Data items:
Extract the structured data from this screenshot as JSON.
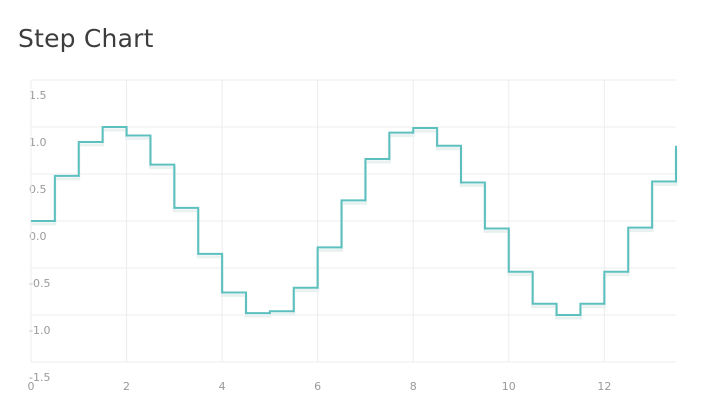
{
  "header": {
    "title": "Step Chart"
  },
  "colors": {
    "line": "#5bc0be",
    "grid": "#ececec",
    "tick_text": "#9a9a9a",
    "title_text": "#3d3d3d"
  },
  "chart_data": {
    "type": "line",
    "step": true,
    "title": "Step Chart",
    "xlabel": "",
    "ylabel": "",
    "xlim": [
      0,
      13.5
    ],
    "ylim": [
      -1.5,
      1.5
    ],
    "grid": true,
    "x_ticks": [
      0,
      2,
      4,
      6,
      8,
      10,
      12
    ],
    "y_ticks": [
      -1.5,
      -1.0,
      -0.5,
      0.0,
      0.5,
      1.0,
      1.5
    ],
    "x_tick_labels": [
      "0",
      "2",
      "4",
      "6",
      "8",
      "10",
      "12"
    ],
    "y_tick_labels": [
      "-1.5",
      "-1.0",
      "-0.5",
      "0.0",
      "0.5",
      "1.0",
      "1.5"
    ],
    "series": [
      {
        "x": [
          0,
          0.5,
          1,
          1.5,
          2,
          2.5,
          3,
          3.5,
          4,
          4.5,
          5,
          5.5,
          6,
          6.5,
          7,
          7.5,
          8,
          8.5,
          9,
          9.5,
          10,
          10.5,
          11,
          11.5,
          12,
          12.5,
          13,
          13.5
        ],
        "values": [
          0.0,
          0.48,
          0.84,
          1.0,
          0.91,
          0.6,
          0.14,
          -0.35,
          -0.76,
          -0.98,
          -0.96,
          -0.71,
          -0.28,
          0.22,
          0.66,
          0.94,
          0.99,
          0.8,
          0.41,
          -0.08,
          -0.54,
          -0.88,
          -1.0,
          -0.88,
          -0.54,
          -0.07,
          0.42,
          0.8
        ]
      }
    ]
  }
}
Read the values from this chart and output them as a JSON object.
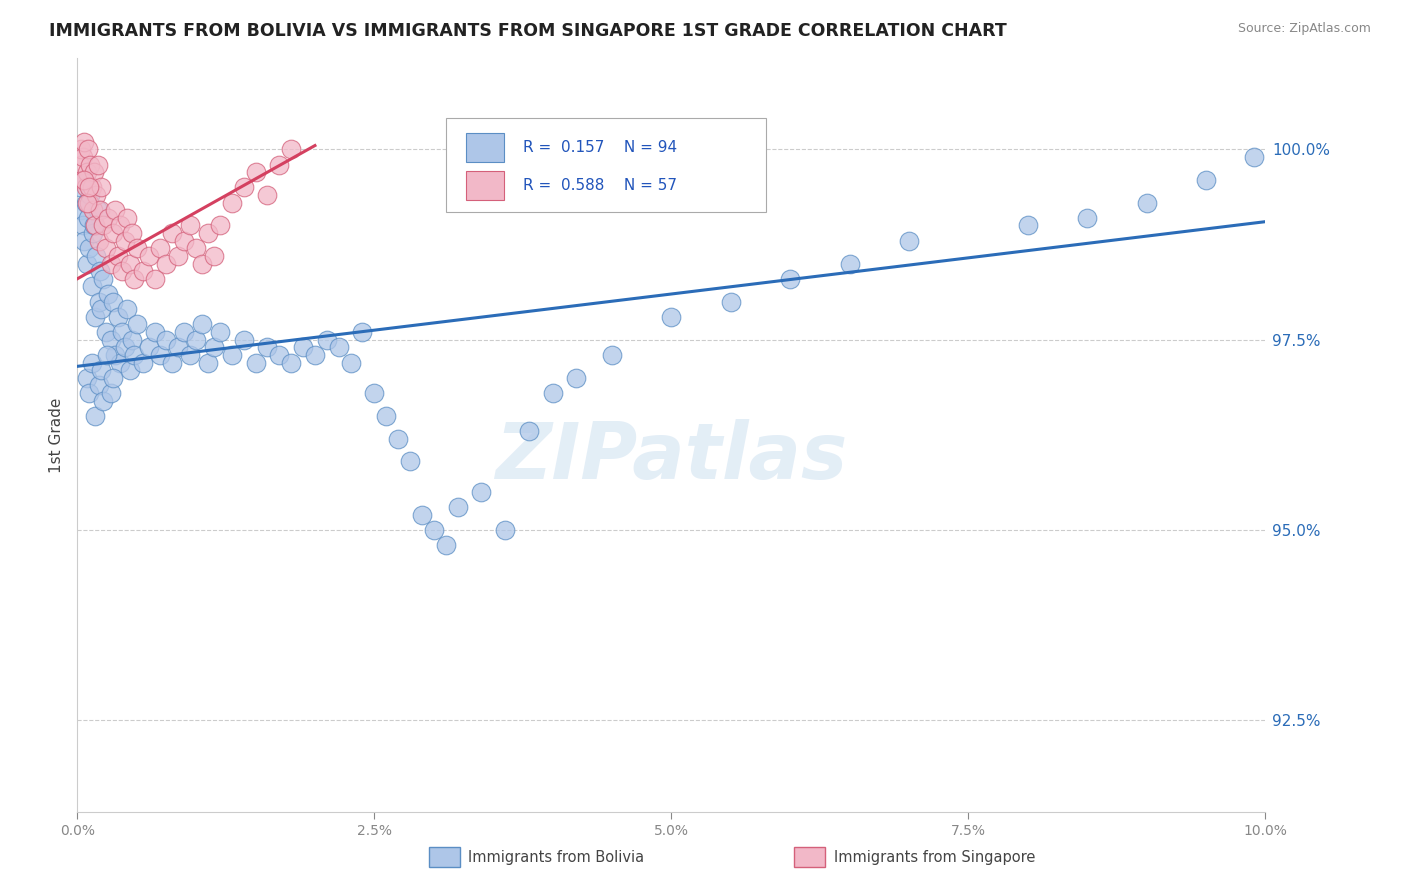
{
  "title": "IMMIGRANTS FROM BOLIVIA VS IMMIGRANTS FROM SINGAPORE 1ST GRADE CORRELATION CHART",
  "source": "Source: ZipAtlas.com",
  "ylabel": "1st Grade",
  "yticks": [
    92.5,
    95.0,
    97.5,
    100.0
  ],
  "xlim": [
    0.0,
    10.0
  ],
  "ylim": [
    91.3,
    101.2
  ],
  "bolivia_R": 0.157,
  "bolivia_N": 94,
  "singapore_R": 0.588,
  "singapore_N": 57,
  "bolivia_color": "#aec6e8",
  "bolivia_edge": "#5b8ec4",
  "singapore_color": "#f2b8c8",
  "singapore_edge": "#d4607a",
  "bolivia_line_color": "#2b6cb8",
  "singapore_line_color": "#d44060",
  "watermark": "ZIPatlas",
  "bolivia_line_x0": 0.0,
  "bolivia_line_y0": 97.15,
  "bolivia_line_x1": 10.0,
  "bolivia_line_y1": 99.05,
  "singapore_line_x0": 0.0,
  "singapore_line_y0": 98.3,
  "singapore_line_x1": 2.0,
  "singapore_line_y1": 100.05,
  "bolivia_x": [
    0.02,
    0.03,
    0.04,
    0.05,
    0.06,
    0.07,
    0.08,
    0.09,
    0.1,
    0.11,
    0.12,
    0.13,
    0.14,
    0.15,
    0.16,
    0.17,
    0.18,
    0.19,
    0.2,
    0.22,
    0.24,
    0.26,
    0.28,
    0.3,
    0.32,
    0.34,
    0.36,
    0.38,
    0.4,
    0.42,
    0.44,
    0.46,
    0.48,
    0.5,
    0.55,
    0.6,
    0.65,
    0.7,
    0.75,
    0.8,
    0.85,
    0.9,
    0.95,
    1.0,
    1.05,
    1.1,
    1.15,
    1.2,
    1.3,
    1.4,
    1.5,
    1.6,
    1.7,
    1.8,
    1.9,
    2.0,
    2.1,
    2.2,
    2.3,
    2.4,
    2.5,
    2.6,
    2.7,
    2.8,
    2.9,
    3.0,
    3.1,
    3.2,
    3.4,
    3.6,
    3.8,
    4.0,
    4.2,
    4.5,
    5.0,
    5.5,
    6.0,
    6.5,
    7.0,
    8.0,
    8.5,
    9.0,
    9.5,
    9.9,
    0.08,
    0.1,
    0.12,
    0.15,
    0.18,
    0.2,
    0.22,
    0.25,
    0.28,
    0.3
  ],
  "bolivia_y": [
    99.5,
    99.2,
    99.6,
    99.0,
    98.8,
    99.3,
    98.5,
    99.1,
    98.7,
    99.4,
    98.2,
    98.9,
    99.0,
    97.8,
    98.6,
    99.2,
    98.0,
    98.4,
    97.9,
    98.3,
    97.6,
    98.1,
    97.5,
    98.0,
    97.3,
    97.8,
    97.2,
    97.6,
    97.4,
    97.9,
    97.1,
    97.5,
    97.3,
    97.7,
    97.2,
    97.4,
    97.6,
    97.3,
    97.5,
    97.2,
    97.4,
    97.6,
    97.3,
    97.5,
    97.7,
    97.2,
    97.4,
    97.6,
    97.3,
    97.5,
    97.2,
    97.4,
    97.3,
    97.2,
    97.4,
    97.3,
    97.5,
    97.4,
    97.2,
    97.6,
    96.8,
    96.5,
    96.2,
    95.9,
    95.2,
    95.0,
    94.8,
    95.3,
    95.5,
    95.0,
    96.3,
    96.8,
    97.0,
    97.3,
    97.8,
    98.0,
    98.3,
    98.5,
    98.8,
    99.0,
    99.1,
    99.3,
    99.6,
    99.9,
    97.0,
    96.8,
    97.2,
    96.5,
    96.9,
    97.1,
    96.7,
    97.3,
    96.8,
    97.0
  ],
  "singapore_x": [
    0.02,
    0.03,
    0.04,
    0.05,
    0.06,
    0.07,
    0.08,
    0.09,
    0.1,
    0.11,
    0.12,
    0.13,
    0.14,
    0.15,
    0.16,
    0.17,
    0.18,
    0.19,
    0.2,
    0.22,
    0.24,
    0.26,
    0.28,
    0.3,
    0.32,
    0.34,
    0.36,
    0.38,
    0.4,
    0.42,
    0.44,
    0.46,
    0.48,
    0.5,
    0.55,
    0.6,
    0.65,
    0.7,
    0.75,
    0.8,
    0.85,
    0.9,
    0.95,
    1.0,
    1.05,
    1.1,
    1.15,
    1.2,
    1.3,
    1.4,
    1.5,
    1.6,
    1.7,
    1.8,
    0.06,
    0.08,
    0.1
  ],
  "singapore_y": [
    99.8,
    100.0,
    99.6,
    99.9,
    100.1,
    99.5,
    99.7,
    100.0,
    99.3,
    99.8,
    99.5,
    99.2,
    99.7,
    99.0,
    99.4,
    99.8,
    98.8,
    99.2,
    99.5,
    99.0,
    98.7,
    99.1,
    98.5,
    98.9,
    99.2,
    98.6,
    99.0,
    98.4,
    98.8,
    99.1,
    98.5,
    98.9,
    98.3,
    98.7,
    98.4,
    98.6,
    98.3,
    98.7,
    98.5,
    98.9,
    98.6,
    98.8,
    99.0,
    98.7,
    98.5,
    98.9,
    98.6,
    99.0,
    99.3,
    99.5,
    99.7,
    99.4,
    99.8,
    100.0,
    99.6,
    99.3,
    99.5
  ]
}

Set exercise: Only the number is wanted: how many lines of the material above include the word "values"?

Result: 2